→ PAGE EXCERPT
In order to prevent charges to your account we recommend cleaning up the infrastructure that was created. If you plan to keep things running so you can examine the lab a bit more please remember to do the cleanup when you are done. It is very easy to leave things running in an AWS account, forgot about it, and then accrue charges.

You will need to manually delete some resources before you delete the CloudFormation stacks so please do the following steps in order.

  1. Delete the Inspector objects created for the workshop.

    • Go to the Amazon Inspector console.
    • Click on Assessment Targets in the navigation pane on the left.
    • Delete all that start with threat-detection-wksp.
  2. Delete the IAM Role for the compromised EC2 instance and the Service-Linked Role for Inspector (if you didn't already have this Role created).

    • Go to AWS IAM console.
    • Click on Roles
    • Search for the role named threat-detection-wksp-compromised-ec2.
    • Click the check box next to it and click Delete.
    • Repeat for the second role (AWSServiceRoleForAmazonInspector).
  3. Delete all three S3 buckets created by the Module 1 CloudFormation template (the buckets that start with threat-detection-wksp and end with -data, -threatlist and -logs)

    • Go to Amazon S3 console.
    • Click on the appropiate bucket.
    • Click Delete Bucket.
    • Copy and paste the name of the bucket (this is an extra verification that you actually want to delete the bucket).
    • Repeat steps for the other buckets.
  4. Delete Module 1 and 2 CloudFormation stacks (ThreatDetectionWksp-Env-Setup and ThreatDetectionWksp-Attacks).

    • Go to the AWS CloudFormation console.
    • Select the appropiate stack.
    • Select Action.
    • Click Delete Stack.
    • Repeat for the other buckets second stack.

    You do not need to wait for the first stack to delete before you delete the second one.

  5. Delete the GuardDuty custom threat list and disable GuardDuty (if you didn't already have it configured before the workshop)

    • Go to the Amazon GuardDuty console.
    • Click on Lists on the left navigation.
    • Click the X next to the threat list that starts with Custom-Threat-List.
    • Click Settings in the navigation pane on the left navigation.
    • Click the check box next to Disable.
    • Click Save Settings
  6. Delete the manual CloudWatch Event Rule you created and the CloudWatch Logs that were generated.

    • Go to the AWS CloudWatch console.
    • Click on Rules in the navigation pane on the left.
    • Click the radio button next threat-detection-wksp-guardduty-finding-maliciousip.
    • Select Action and click Delete.
    • Click on Logs in the naviagation pane on the left.
    • Click the radio button next to /aws/lambda/threat-detection-wksp-inspector-role-creation.
    • Select Action and click Delete Log Group.
    • Repeat for:
      • /aws/lambda/threat-detection-wksp-remediation-inspector
      • /aws/lambda/threat-detection-wksp-remediation-nacl
      • /threat-detection-wksp/var/log/secure
      • /threat-detection-wksp/vpc-ID#/flowlogs
  7. Delete the SNS subscription that was created when you subscribed to SNS Topic.

    • Go to the AWS SNS console.
    • Click on Subscriptions on the left navigation.
    • Select the check box next to the subscription that shows your e-mail as the Endpoint and has threat-detection-wksp in the Subscription ARN.
    • Select Action and then click Delete subscriptions
  8. Disable Macie (if you didn't already have Macie enabled before the Workshop).

    • Go the Amazon Macie console.
    • In the upper hand corner select the down arrow to the left of the Region and select Macie General Settings.
    • Check the two boxes and click Disable Amazon Macie

Finished!

Congratulations on completing this workshop! This is the workshop's permanent home, so feel free to revisit as often as you'd like.

→ QUESTIONS
**1.** According to the cleanup instructions, why should the infrastructure created for the workshop be cleaned up?
**2.** Repeat the cleanup instructions from "1. Delete the" to "AWS IAM console.".
**3.** In the cleanup instructions, what do you copy and paste when deleting an S3 bucket?

→ GIVEN RECORDS
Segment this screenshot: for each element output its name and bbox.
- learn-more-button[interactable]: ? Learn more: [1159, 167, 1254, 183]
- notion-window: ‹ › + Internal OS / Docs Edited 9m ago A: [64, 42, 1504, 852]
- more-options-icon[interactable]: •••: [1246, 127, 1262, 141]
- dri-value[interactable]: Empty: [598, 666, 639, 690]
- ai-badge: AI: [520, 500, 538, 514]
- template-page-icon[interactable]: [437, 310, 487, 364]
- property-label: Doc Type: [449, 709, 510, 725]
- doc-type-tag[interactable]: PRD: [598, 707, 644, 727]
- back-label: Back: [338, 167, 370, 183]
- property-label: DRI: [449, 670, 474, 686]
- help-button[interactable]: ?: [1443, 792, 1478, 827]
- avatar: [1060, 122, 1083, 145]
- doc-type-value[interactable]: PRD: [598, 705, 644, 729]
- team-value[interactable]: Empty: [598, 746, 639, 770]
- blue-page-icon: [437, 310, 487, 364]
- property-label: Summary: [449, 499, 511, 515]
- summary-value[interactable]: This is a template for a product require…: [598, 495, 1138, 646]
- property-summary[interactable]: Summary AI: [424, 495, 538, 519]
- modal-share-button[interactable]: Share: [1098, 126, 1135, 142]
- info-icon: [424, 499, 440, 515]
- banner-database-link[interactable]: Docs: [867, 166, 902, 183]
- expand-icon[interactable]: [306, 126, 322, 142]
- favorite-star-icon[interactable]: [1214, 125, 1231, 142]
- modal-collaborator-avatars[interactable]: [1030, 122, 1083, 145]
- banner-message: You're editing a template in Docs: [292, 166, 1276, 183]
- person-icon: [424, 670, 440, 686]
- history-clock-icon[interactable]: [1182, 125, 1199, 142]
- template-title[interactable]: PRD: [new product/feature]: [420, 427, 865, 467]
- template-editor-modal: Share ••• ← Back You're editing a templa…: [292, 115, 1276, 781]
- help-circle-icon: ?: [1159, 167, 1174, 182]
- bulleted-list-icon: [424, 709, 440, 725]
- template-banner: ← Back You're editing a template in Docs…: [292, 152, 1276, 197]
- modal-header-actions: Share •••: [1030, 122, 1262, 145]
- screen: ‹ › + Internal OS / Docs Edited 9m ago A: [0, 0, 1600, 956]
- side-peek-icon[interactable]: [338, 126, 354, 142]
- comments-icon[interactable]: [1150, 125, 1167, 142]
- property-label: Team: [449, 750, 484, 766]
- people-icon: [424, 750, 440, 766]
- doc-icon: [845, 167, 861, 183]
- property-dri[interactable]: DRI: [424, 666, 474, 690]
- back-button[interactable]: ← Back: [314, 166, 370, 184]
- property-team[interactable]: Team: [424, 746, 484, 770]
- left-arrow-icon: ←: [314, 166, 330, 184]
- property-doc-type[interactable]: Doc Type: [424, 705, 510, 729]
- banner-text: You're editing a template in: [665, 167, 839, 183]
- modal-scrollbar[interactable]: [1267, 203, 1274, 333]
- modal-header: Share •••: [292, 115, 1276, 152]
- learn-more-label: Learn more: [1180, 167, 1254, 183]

→ RESULTS
**1.** Cleaning it up prevents charges to the AWS account. It is easy to leave things running, forget about them and keep accruing charges.

**2.**
1. Delete the Inspector objects created for the workshop.

    • Go to the Amazon Inspector console.
    • Click on Assessment Targets in the navigation pane on the left.
    • Delete all that start with threat-detection-wksp.
  2. Delete the IAM Role for the compromised EC2 instance and the Service-Linked Role for Inspector (if you didn't already have this Role created).

    • Go to AWS IAM console.

**3.** The name of the bucket.